▶ _TASK BRIEF_: Reproduce the lines below precisely as they appear.

++++ PROVIDED MATERIAL ++++

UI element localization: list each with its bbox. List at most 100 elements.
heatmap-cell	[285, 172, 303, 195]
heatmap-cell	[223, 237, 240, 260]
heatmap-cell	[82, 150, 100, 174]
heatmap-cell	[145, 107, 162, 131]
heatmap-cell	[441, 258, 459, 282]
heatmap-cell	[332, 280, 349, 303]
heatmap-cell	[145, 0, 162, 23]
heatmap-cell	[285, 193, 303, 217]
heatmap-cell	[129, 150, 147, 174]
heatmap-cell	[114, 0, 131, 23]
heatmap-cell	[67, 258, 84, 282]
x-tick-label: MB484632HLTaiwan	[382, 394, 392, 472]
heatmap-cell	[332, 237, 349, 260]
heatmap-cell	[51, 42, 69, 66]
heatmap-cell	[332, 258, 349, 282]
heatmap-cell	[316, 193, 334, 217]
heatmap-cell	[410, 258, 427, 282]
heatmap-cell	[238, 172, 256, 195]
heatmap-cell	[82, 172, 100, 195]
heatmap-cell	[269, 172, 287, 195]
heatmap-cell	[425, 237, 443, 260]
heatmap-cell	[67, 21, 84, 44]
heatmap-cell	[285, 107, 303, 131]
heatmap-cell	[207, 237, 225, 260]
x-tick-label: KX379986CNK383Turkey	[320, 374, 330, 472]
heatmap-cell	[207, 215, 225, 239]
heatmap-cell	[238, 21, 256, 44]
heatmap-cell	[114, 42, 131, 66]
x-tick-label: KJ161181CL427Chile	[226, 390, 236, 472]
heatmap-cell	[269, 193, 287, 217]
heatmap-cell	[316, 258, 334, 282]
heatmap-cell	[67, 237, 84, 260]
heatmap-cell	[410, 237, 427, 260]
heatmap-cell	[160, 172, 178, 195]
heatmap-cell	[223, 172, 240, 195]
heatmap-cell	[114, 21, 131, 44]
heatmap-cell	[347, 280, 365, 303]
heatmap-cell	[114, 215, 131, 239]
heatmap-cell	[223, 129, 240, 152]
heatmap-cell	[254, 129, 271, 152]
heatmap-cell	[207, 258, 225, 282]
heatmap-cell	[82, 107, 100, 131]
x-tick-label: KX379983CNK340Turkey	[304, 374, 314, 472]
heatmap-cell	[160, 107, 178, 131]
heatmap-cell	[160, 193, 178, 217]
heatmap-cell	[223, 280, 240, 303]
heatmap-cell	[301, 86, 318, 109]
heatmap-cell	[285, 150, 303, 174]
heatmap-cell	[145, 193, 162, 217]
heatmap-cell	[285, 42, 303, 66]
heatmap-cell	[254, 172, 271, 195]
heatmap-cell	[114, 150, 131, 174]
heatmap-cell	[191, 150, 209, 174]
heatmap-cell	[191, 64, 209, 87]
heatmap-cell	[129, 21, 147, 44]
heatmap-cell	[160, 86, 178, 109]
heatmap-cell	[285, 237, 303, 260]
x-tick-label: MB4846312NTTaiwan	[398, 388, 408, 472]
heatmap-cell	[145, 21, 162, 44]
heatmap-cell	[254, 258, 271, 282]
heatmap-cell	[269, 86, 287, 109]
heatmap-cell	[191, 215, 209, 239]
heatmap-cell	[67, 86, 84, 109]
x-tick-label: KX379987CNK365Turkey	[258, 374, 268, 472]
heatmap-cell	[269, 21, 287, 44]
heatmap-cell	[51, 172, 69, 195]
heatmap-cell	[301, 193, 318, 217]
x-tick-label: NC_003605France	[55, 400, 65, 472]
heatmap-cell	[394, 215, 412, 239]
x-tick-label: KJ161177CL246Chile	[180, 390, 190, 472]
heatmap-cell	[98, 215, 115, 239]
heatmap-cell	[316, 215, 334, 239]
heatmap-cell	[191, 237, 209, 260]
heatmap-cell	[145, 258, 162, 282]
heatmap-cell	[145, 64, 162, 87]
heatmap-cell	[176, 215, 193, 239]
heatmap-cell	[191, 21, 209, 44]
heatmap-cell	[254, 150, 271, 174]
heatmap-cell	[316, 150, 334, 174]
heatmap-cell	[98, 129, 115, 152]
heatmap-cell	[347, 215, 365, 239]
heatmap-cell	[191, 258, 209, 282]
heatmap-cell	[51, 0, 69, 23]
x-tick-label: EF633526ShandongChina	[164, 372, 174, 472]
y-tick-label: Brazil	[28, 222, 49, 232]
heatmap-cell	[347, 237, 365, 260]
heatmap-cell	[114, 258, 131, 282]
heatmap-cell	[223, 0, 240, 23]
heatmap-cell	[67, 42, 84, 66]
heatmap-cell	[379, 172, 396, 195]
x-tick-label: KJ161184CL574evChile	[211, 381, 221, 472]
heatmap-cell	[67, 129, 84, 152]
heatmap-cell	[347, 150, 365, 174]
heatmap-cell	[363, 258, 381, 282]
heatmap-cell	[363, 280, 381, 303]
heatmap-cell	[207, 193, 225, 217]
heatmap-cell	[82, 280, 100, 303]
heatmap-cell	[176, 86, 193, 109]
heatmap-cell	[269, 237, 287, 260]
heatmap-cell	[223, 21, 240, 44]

++++

▶ _RESULT OF THE EXERCISE_:
UI element localization: list each with its bbox. List at most 100 elements.
heatmap-cell	[285, 172, 303, 195]
heatmap-cell	[223, 237, 240, 260]
heatmap-cell	[82, 150, 100, 174]
heatmap-cell	[145, 107, 162, 131]
heatmap-cell	[441, 258, 459, 282]
heatmap-cell	[332, 280, 349, 303]
heatmap-cell	[145, 0, 162, 23]
heatmap-cell	[285, 193, 303, 217]
heatmap-cell	[129, 150, 147, 174]
heatmap-cell	[114, 0, 131, 23]
heatmap-cell	[67, 258, 84, 282]
x-tick-label: MB484632HLTaiwan	[382, 394, 392, 472]
heatmap-cell	[332, 237, 349, 260]
heatmap-cell	[51, 42, 69, 66]
heatmap-cell	[332, 258, 349, 282]
heatmap-cell	[316, 193, 334, 217]
heatmap-cell	[410, 258, 427, 282]
heatmap-cell	[238, 172, 256, 195]
heatmap-cell	[82, 172, 100, 195]
heatmap-cell	[269, 172, 287, 195]
heatmap-cell	[425, 237, 443, 260]
heatmap-cell	[67, 21, 84, 44]
heatmap-cell	[285, 107, 303, 131]
heatmap-cell	[207, 237, 225, 260]
x-tick-label: KX379986CNK383Turkey	[320, 374, 330, 472]
heatmap-cell	[207, 215, 225, 239]
heatmap-cell	[238, 21, 256, 44]
heatmap-cell	[114, 42, 131, 66]
x-tick-label: KJ161181CL427Chile	[226, 390, 236, 472]
heatmap-cell	[269, 193, 287, 217]
heatmap-cell	[316, 258, 334, 282]
heatmap-cell	[67, 237, 84, 260]
heatmap-cell	[410, 237, 427, 260]
heatmap-cell	[160, 172, 178, 195]
heatmap-cell	[223, 172, 240, 195]
heatmap-cell	[114, 21, 131, 44]
heatmap-cell	[347, 280, 365, 303]
heatmap-cell	[114, 215, 131, 239]
heatmap-cell	[223, 129, 240, 152]
heatmap-cell	[254, 129, 271, 152]
heatmap-cell	[207, 258, 225, 282]
heatmap-cell	[82, 107, 100, 131]
x-tick-label: KX379983CNK340Turkey	[304, 374, 314, 472]
heatmap-cell	[160, 107, 178, 131]
heatmap-cell	[160, 193, 178, 217]
heatmap-cell	[223, 280, 240, 303]
heatmap-cell	[301, 86, 318, 109]
heatmap-cell	[285, 150, 303, 174]
heatmap-cell	[145, 193, 162, 217]
heatmap-cell	[285, 42, 303, 66]
heatmap-cell	[254, 172, 271, 195]
heatmap-cell	[114, 150, 131, 174]
heatmap-cell	[191, 150, 209, 174]
heatmap-cell	[191, 64, 209, 87]
heatmap-cell	[129, 21, 147, 44]
heatmap-cell	[160, 86, 178, 109]
heatmap-cell	[285, 237, 303, 260]
x-tick-label: MB4846312NTTaiwan	[398, 388, 408, 472]
heatmap-cell	[145, 21, 162, 44]
heatmap-cell	[254, 258, 271, 282]
heatmap-cell	[269, 86, 287, 109]
heatmap-cell	[191, 215, 209, 239]
heatmap-cell	[67, 86, 84, 109]
x-tick-label: KX379987CNK365Turkey	[258, 374, 268, 472]
heatmap-cell	[269, 21, 287, 44]
heatmap-cell	[51, 172, 69, 195]
heatmap-cell	[301, 193, 318, 217]
x-tick-label: NC_003605France	[55, 400, 65, 472]
heatmap-cell	[394, 215, 412, 239]
x-tick-label: KJ161177CL246Chile	[180, 390, 190, 472]
heatmap-cell	[98, 215, 115, 239]
heatmap-cell	[316, 215, 334, 239]
heatmap-cell	[191, 237, 209, 260]
heatmap-cell	[145, 258, 162, 282]
heatmap-cell	[145, 64, 162, 87]
heatmap-cell	[176, 215, 193, 239]
heatmap-cell	[191, 21, 209, 44]
heatmap-cell	[254, 150, 271, 174]
heatmap-cell	[316, 150, 334, 174]
heatmap-cell	[98, 129, 115, 152]
heatmap-cell	[347, 215, 365, 239]
heatmap-cell	[191, 258, 209, 282]
heatmap-cell	[51, 0, 69, 23]
x-tick-label: EF633526ShandongChina	[164, 372, 174, 472]
y-tick-label: Brazil	[28, 222, 49, 232]
heatmap-cell	[347, 237, 365, 260]
heatmap-cell	[114, 258, 131, 282]
heatmap-cell	[223, 0, 240, 23]
heatmap-cell	[67, 42, 84, 66]
heatmap-cell	[379, 172, 396, 195]
x-tick-label: KJ161184CL574evChile	[211, 381, 221, 472]
heatmap-cell	[67, 129, 84, 152]
heatmap-cell	[347, 150, 365, 174]
heatmap-cell	[363, 258, 381, 282]
heatmap-cell	[363, 280, 381, 303]
heatmap-cell	[207, 193, 225, 217]
heatmap-cell	[82, 280, 100, 303]
heatmap-cell	[176, 86, 193, 109]
heatmap-cell	[269, 237, 287, 260]
heatmap-cell	[223, 21, 240, 44]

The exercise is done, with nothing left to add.